▶ _DIRECTIVE_
Count lines, not occurrences: give the number of lines holding the word "sapitriii", and nothing besides.

▶ _INFORMATION PROVIDED_

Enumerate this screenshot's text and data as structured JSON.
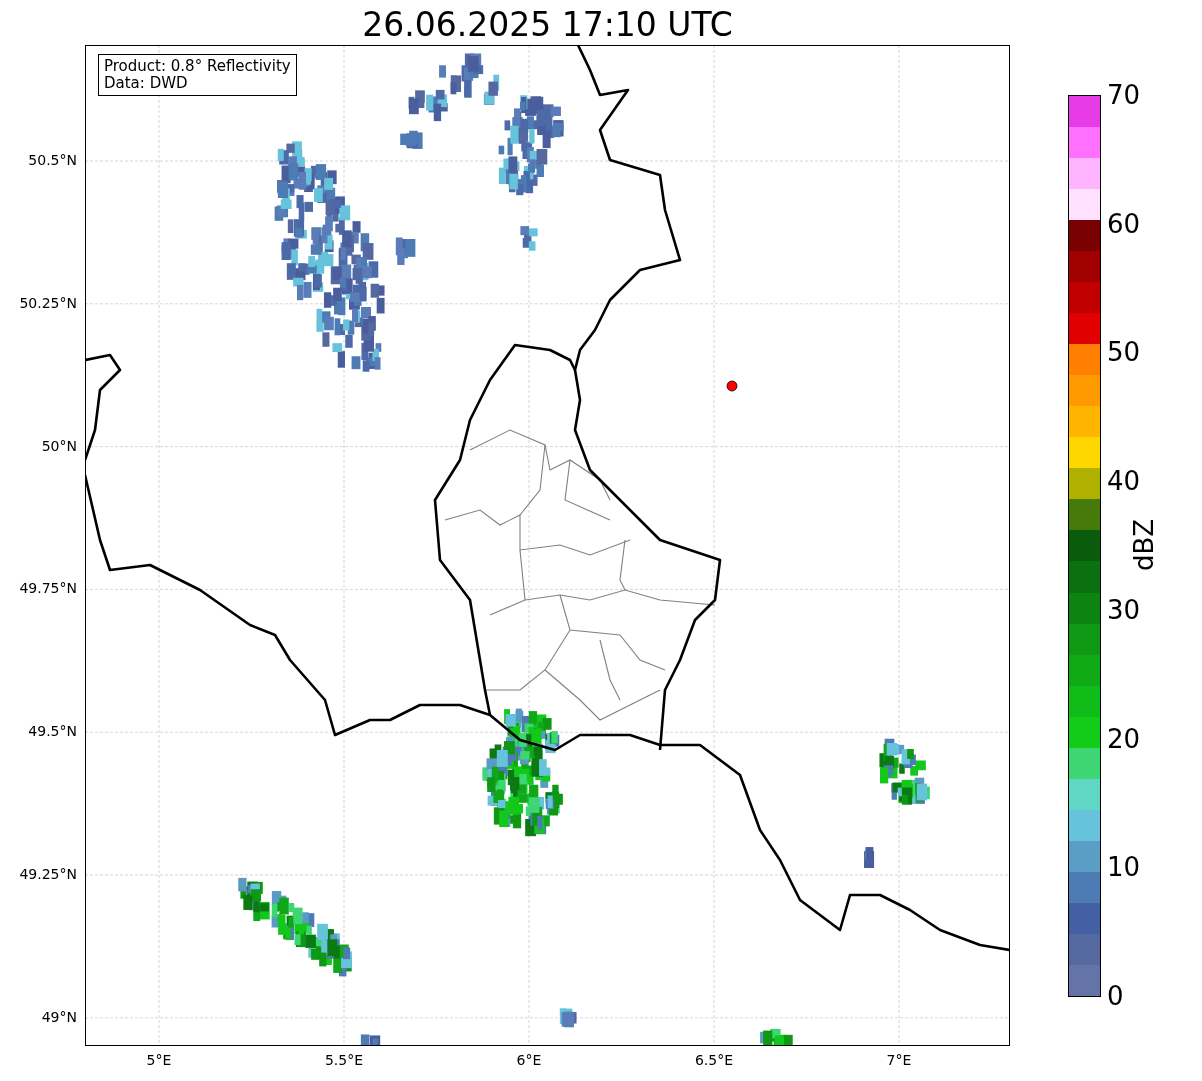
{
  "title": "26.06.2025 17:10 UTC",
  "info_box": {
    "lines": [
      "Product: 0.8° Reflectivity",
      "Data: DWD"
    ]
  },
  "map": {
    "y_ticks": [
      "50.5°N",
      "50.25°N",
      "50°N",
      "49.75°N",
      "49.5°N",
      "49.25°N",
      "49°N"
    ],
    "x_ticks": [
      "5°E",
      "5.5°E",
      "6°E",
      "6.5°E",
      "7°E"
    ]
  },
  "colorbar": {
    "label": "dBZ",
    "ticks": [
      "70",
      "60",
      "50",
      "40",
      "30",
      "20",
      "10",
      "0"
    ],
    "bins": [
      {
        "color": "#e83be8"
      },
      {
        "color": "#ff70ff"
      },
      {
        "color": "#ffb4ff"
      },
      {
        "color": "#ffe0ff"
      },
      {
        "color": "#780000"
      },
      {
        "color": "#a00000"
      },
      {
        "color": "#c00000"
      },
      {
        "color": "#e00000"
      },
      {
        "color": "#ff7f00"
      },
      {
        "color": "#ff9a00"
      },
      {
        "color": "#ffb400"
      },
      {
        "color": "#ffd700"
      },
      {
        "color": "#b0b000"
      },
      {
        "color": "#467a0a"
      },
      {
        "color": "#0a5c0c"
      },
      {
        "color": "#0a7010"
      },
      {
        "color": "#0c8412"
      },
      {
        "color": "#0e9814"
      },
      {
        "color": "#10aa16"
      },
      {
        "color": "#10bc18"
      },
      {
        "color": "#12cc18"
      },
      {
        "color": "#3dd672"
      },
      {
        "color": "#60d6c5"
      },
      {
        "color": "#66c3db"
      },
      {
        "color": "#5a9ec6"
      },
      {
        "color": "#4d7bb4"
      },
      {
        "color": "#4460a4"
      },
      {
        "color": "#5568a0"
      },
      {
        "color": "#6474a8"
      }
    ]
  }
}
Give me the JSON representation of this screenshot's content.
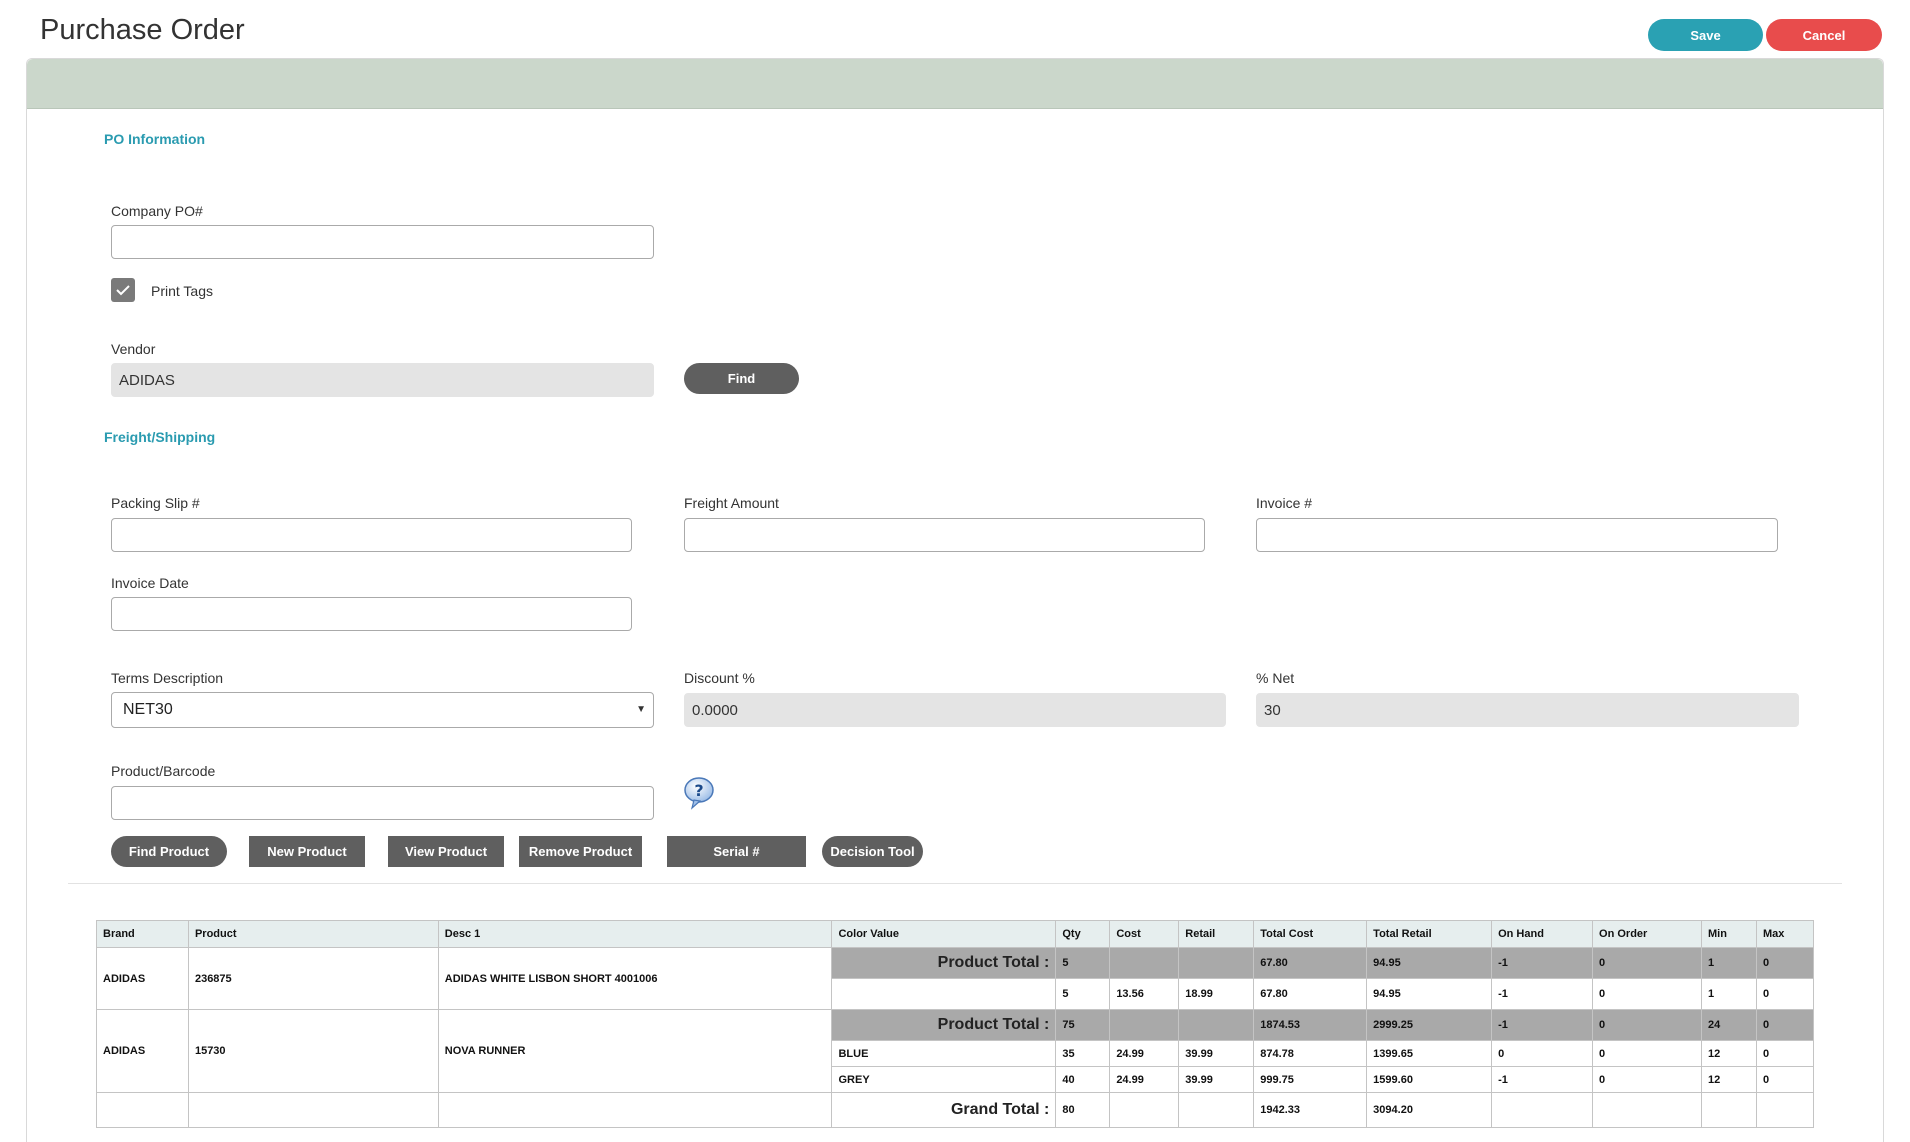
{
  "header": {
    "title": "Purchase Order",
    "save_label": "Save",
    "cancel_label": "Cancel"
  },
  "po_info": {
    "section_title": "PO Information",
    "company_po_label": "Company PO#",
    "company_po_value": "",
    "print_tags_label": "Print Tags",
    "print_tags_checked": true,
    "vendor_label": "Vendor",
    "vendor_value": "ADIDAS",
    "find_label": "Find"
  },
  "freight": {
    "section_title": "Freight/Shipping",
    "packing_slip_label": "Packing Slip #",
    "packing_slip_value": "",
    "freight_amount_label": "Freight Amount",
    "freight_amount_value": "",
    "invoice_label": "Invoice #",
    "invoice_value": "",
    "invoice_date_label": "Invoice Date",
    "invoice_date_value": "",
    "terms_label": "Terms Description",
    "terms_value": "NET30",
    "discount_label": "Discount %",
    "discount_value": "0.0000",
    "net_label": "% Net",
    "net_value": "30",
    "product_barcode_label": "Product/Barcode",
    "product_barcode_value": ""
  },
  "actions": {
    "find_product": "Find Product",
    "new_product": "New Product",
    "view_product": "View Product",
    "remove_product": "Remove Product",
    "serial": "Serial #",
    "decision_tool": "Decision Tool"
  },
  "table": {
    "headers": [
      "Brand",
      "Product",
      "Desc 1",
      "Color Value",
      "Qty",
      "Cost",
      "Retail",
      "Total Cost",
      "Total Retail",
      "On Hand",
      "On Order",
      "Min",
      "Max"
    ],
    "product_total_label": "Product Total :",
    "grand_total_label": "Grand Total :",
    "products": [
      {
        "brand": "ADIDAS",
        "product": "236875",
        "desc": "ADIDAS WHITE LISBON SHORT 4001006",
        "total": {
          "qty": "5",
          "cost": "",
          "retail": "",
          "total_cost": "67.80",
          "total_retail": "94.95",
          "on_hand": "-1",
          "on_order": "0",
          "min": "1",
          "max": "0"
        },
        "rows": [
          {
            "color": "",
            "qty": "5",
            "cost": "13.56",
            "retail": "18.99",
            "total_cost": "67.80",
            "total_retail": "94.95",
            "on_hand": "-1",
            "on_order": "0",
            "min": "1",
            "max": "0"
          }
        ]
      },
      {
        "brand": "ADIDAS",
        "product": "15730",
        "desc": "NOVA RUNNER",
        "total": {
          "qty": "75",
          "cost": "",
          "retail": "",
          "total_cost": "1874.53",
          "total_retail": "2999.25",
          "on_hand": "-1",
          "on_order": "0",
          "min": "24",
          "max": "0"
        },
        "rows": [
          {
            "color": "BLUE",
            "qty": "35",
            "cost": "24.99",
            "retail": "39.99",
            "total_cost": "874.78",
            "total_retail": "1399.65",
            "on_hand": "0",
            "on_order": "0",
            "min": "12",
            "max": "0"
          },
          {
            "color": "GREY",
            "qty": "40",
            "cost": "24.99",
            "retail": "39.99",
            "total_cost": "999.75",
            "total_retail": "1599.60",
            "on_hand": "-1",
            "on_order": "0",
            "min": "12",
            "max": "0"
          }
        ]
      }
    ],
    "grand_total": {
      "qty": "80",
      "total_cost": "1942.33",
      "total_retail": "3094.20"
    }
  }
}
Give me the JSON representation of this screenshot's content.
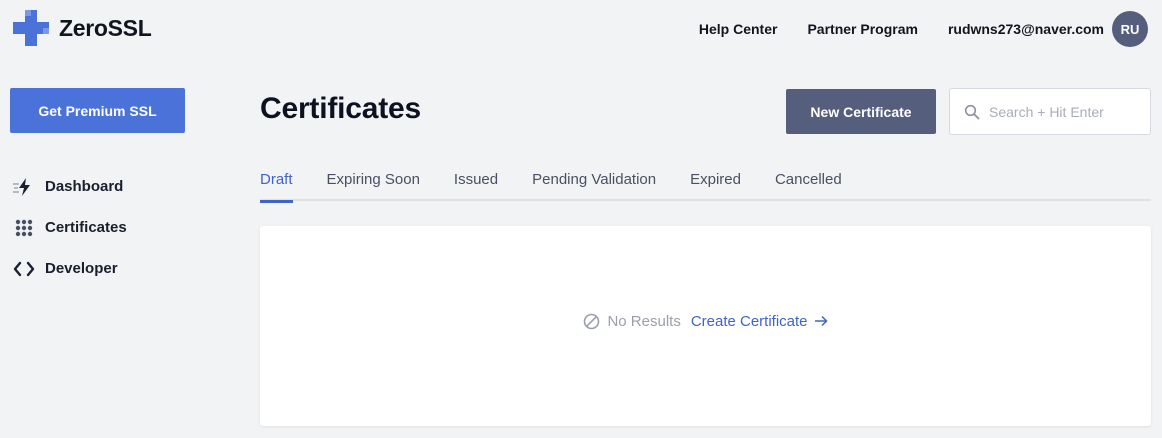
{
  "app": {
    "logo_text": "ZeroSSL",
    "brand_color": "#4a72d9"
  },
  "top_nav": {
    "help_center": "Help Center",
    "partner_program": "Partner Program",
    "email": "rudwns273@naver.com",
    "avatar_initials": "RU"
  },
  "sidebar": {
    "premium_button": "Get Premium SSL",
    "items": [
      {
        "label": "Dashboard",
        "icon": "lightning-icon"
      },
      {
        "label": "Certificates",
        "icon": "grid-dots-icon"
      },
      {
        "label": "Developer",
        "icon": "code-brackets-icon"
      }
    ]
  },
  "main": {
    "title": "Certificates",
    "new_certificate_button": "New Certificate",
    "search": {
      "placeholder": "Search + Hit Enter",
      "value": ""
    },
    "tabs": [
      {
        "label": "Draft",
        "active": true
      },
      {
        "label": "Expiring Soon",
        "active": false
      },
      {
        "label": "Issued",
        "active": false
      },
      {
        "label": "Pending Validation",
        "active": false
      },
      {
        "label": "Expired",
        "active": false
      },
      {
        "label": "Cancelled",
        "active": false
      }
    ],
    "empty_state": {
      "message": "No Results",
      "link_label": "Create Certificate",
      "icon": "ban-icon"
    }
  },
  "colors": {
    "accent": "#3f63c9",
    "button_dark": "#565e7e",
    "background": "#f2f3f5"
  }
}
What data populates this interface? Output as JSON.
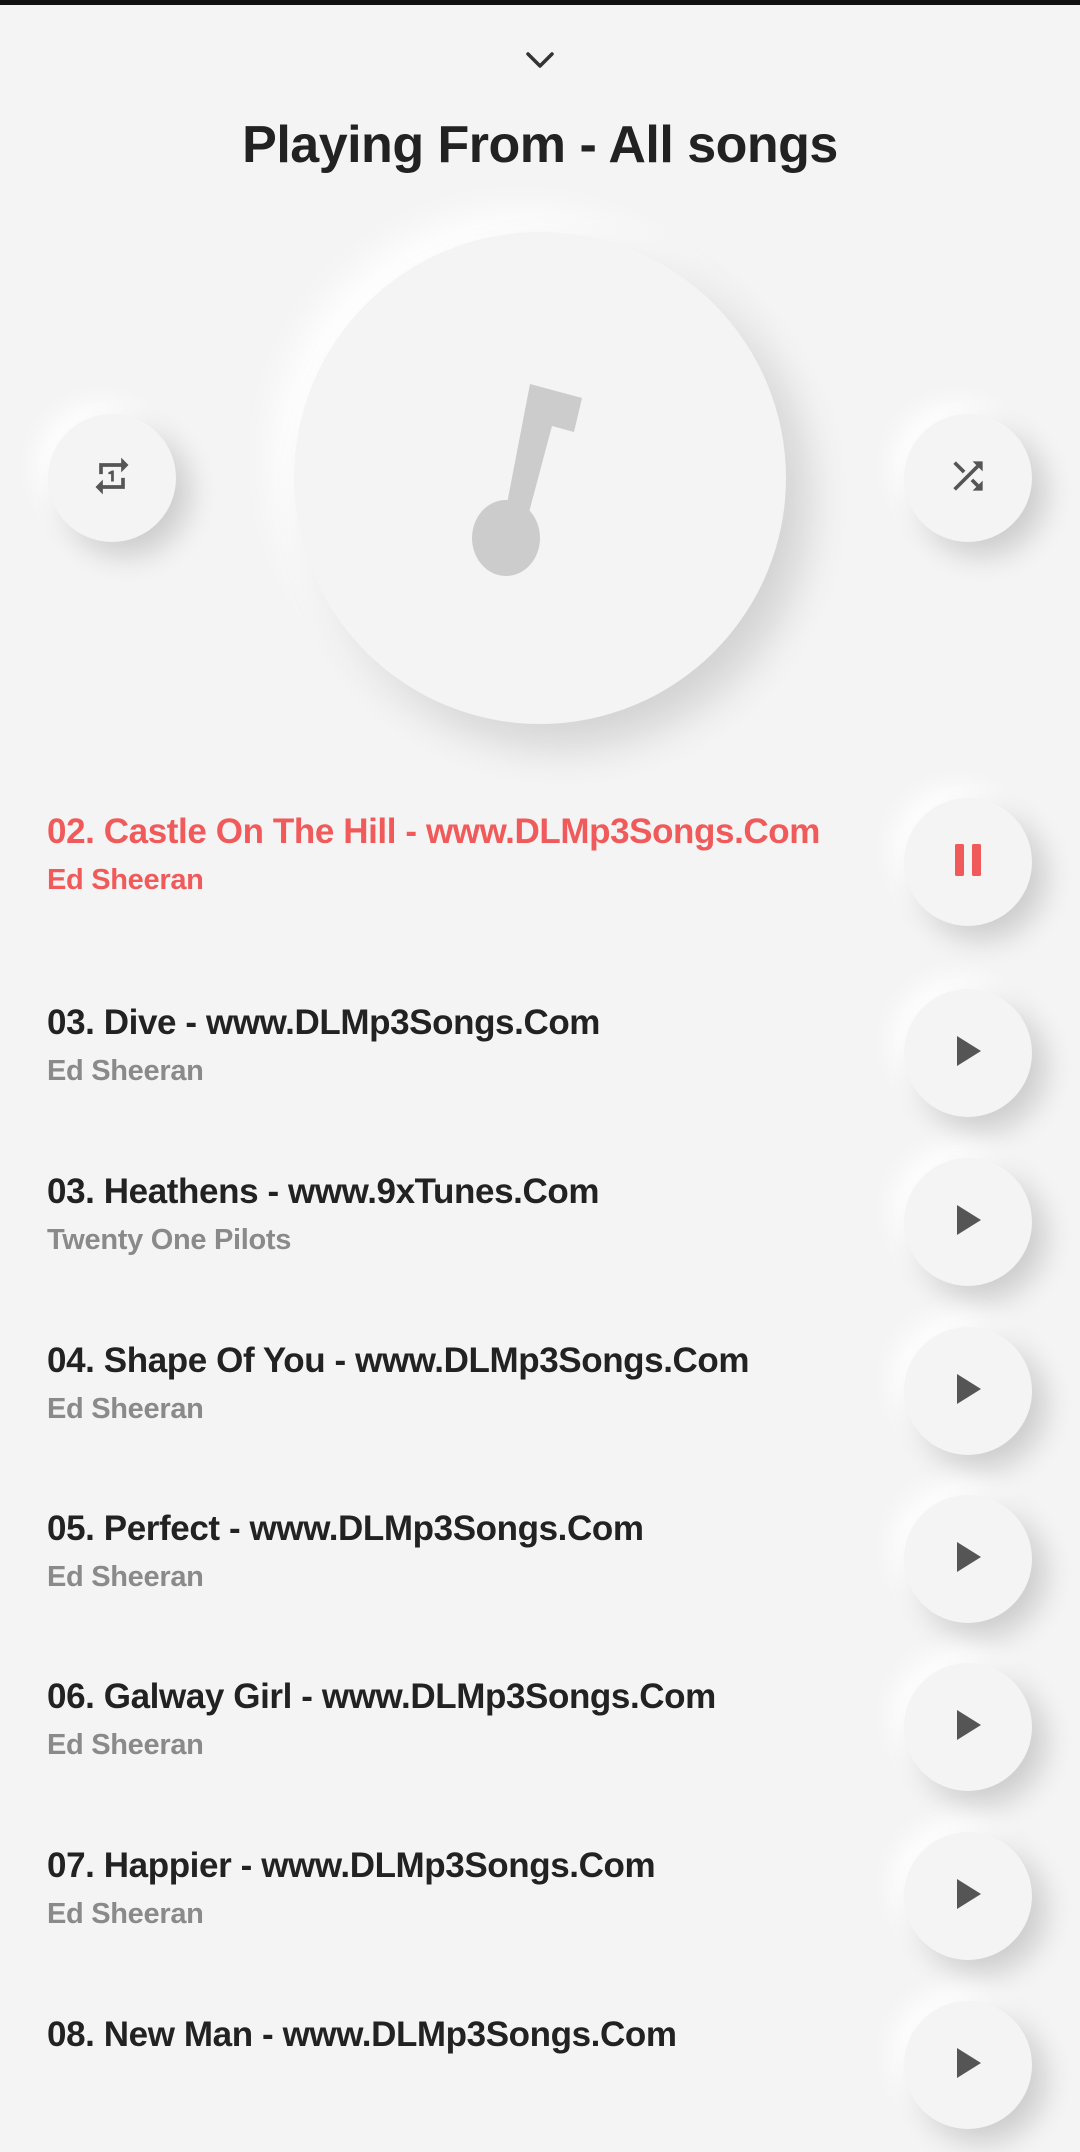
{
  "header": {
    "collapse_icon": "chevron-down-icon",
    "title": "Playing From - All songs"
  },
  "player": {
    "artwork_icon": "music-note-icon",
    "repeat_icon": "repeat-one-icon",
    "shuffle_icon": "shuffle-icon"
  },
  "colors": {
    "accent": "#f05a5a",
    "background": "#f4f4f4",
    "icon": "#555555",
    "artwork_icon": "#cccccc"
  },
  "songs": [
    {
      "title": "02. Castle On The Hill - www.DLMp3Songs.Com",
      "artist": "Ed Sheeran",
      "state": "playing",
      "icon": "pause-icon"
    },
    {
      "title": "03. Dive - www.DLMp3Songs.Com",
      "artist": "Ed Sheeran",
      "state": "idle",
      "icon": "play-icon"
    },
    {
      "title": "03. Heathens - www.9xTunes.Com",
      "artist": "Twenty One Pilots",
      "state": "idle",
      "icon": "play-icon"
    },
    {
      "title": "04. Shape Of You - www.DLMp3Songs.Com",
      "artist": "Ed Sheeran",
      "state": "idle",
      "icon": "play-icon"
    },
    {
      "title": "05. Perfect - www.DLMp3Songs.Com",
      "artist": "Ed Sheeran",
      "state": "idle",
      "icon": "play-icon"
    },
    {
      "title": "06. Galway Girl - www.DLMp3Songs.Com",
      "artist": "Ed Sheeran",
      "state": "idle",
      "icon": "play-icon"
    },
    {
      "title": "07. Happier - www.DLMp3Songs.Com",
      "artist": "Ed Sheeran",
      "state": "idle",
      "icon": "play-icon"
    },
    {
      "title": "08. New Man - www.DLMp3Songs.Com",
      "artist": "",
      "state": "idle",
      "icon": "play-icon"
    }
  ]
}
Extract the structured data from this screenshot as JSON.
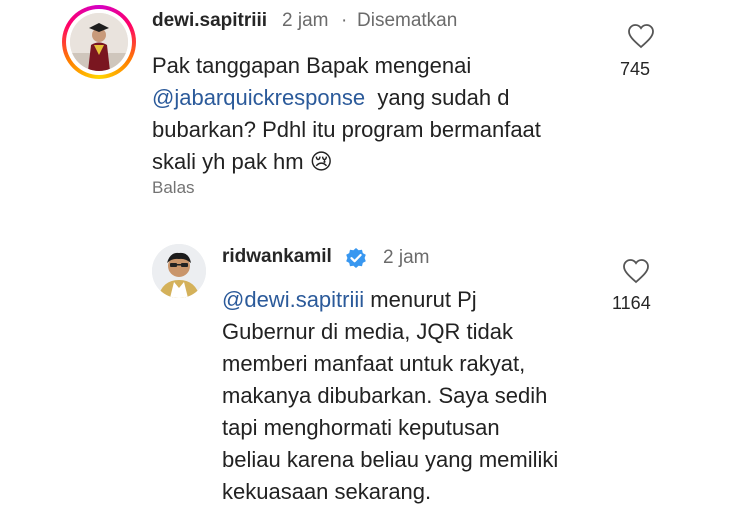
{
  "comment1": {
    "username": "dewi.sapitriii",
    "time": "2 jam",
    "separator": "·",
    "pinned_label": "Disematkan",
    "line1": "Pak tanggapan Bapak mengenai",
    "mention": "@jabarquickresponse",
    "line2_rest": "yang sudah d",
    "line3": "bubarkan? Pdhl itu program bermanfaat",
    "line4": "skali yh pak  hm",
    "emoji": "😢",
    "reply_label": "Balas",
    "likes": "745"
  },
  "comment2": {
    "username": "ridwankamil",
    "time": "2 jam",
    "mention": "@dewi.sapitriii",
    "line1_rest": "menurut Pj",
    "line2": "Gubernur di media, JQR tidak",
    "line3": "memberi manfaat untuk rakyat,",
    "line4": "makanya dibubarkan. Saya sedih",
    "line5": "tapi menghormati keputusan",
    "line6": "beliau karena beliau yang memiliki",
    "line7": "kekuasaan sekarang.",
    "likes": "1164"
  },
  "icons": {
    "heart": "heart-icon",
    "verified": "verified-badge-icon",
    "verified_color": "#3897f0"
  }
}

▶ _RESPONSE TO THIS TASK_
2